- Problem description -
Report how many lines in the records hold the string "title"; give the number and nothing else.

- Given records -

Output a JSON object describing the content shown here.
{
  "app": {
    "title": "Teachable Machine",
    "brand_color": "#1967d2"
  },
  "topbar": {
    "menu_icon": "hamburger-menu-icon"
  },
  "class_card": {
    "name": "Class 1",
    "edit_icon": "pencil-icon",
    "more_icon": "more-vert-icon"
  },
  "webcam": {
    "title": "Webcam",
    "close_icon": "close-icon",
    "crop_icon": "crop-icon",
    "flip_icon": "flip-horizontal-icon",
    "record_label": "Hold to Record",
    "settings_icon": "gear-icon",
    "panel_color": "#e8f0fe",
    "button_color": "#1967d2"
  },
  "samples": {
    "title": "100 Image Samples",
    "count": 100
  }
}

- Solution for this problem -
3